GIVEN REQUEST. Every line that holds "structure" should be shown.

(Dataset records)

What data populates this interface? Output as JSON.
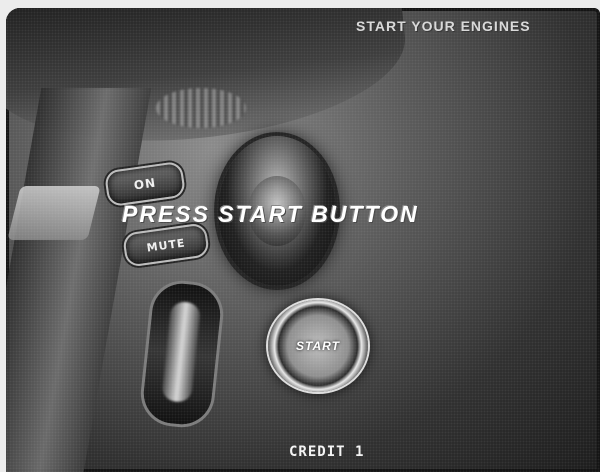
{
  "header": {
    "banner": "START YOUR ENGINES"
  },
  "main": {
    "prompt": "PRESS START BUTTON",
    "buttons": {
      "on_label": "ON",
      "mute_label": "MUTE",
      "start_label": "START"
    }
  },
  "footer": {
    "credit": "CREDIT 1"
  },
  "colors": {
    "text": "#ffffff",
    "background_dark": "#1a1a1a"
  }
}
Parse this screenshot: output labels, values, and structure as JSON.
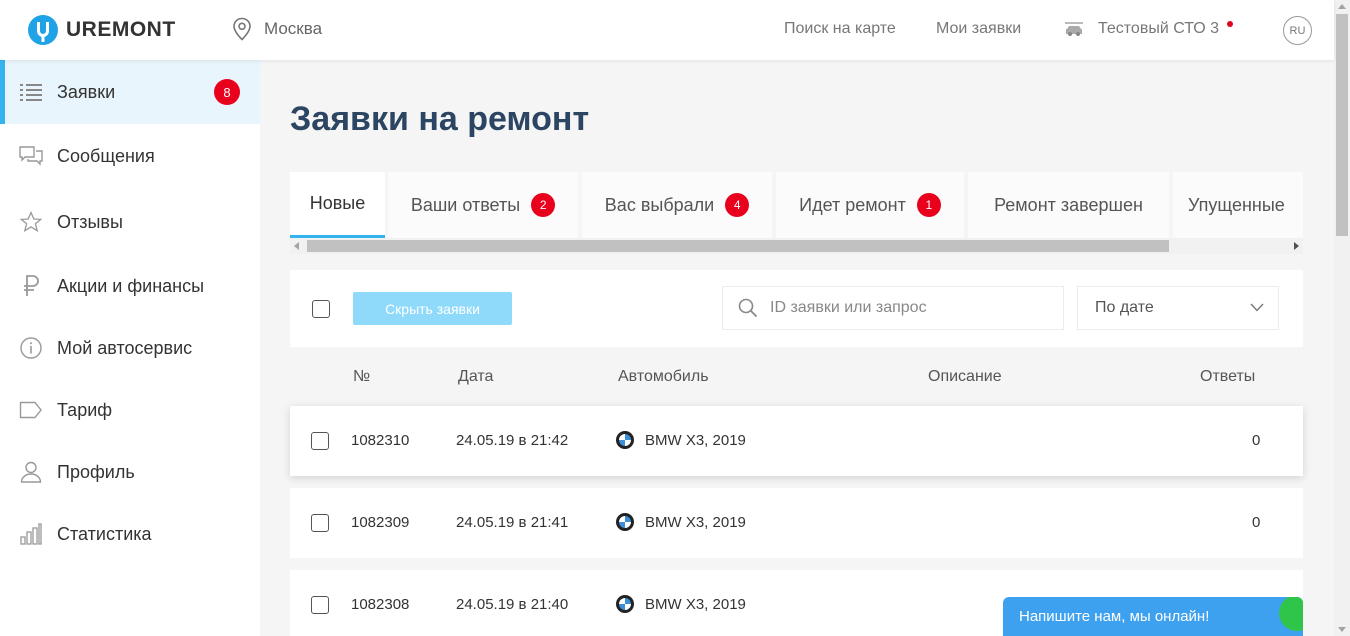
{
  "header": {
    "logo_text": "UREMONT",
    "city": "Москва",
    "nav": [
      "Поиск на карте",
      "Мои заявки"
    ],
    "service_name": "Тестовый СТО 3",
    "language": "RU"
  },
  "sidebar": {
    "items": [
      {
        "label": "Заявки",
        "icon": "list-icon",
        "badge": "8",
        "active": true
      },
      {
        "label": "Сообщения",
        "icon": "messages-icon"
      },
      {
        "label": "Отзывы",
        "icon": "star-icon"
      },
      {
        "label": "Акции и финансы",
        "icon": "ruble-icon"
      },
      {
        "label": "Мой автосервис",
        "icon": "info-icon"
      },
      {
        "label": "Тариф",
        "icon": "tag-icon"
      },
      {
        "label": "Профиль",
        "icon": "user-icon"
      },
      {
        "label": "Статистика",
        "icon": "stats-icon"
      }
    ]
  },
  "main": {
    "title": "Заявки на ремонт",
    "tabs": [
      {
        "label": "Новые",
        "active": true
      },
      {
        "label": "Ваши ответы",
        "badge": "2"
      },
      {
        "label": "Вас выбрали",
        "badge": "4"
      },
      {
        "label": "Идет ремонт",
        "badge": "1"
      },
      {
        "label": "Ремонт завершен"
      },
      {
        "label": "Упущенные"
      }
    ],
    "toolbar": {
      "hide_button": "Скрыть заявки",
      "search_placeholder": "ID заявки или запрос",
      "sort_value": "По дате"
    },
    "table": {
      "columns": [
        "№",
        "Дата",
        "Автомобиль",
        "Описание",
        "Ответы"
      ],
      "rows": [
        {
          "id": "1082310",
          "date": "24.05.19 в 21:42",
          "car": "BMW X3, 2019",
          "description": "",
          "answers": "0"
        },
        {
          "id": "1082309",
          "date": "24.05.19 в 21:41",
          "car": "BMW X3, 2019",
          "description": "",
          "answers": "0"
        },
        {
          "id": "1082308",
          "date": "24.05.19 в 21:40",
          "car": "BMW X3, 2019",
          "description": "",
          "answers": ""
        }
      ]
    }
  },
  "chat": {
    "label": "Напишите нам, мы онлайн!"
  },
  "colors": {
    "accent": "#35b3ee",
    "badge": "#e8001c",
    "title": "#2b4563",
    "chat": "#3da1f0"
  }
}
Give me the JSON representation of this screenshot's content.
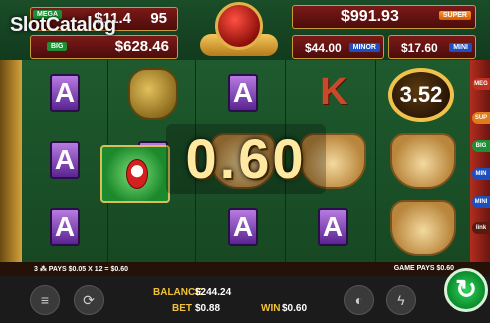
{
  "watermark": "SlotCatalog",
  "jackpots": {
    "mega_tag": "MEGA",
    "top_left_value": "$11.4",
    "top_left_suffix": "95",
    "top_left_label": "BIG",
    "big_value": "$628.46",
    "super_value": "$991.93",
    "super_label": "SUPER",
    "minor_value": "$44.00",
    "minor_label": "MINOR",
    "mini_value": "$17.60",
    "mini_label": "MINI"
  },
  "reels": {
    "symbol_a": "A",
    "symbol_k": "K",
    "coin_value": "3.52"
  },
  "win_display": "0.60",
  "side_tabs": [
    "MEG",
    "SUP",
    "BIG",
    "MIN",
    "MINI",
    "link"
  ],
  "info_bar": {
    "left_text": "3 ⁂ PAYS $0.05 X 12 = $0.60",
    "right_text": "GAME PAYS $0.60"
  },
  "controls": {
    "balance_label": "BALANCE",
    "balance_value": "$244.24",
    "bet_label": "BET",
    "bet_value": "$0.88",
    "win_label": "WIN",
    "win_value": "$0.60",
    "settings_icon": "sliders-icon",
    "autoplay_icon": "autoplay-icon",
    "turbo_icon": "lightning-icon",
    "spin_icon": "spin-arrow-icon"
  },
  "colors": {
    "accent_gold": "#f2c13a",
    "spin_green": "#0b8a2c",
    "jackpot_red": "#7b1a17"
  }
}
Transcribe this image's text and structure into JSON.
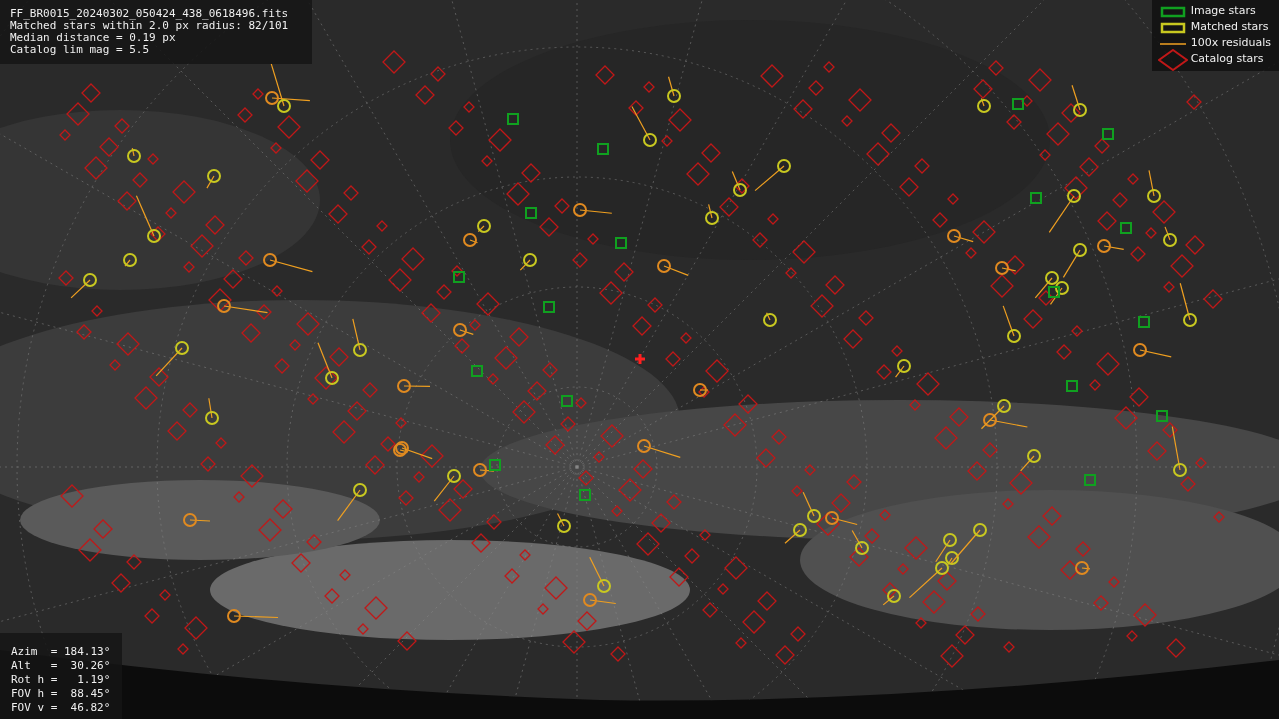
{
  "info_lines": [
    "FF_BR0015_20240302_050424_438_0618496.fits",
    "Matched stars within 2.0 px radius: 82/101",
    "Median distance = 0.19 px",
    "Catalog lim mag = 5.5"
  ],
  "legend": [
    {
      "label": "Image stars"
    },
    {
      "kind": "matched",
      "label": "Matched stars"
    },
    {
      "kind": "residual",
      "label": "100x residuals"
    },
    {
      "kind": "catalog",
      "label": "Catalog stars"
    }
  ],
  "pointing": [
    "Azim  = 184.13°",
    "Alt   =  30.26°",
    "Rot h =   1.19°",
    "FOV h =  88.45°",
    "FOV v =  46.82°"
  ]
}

SOLUTION TO THIS TASK.
Parse this screenshot: output labels, values, and structure as JSON.
Transcribe this image's text and structure into JSON.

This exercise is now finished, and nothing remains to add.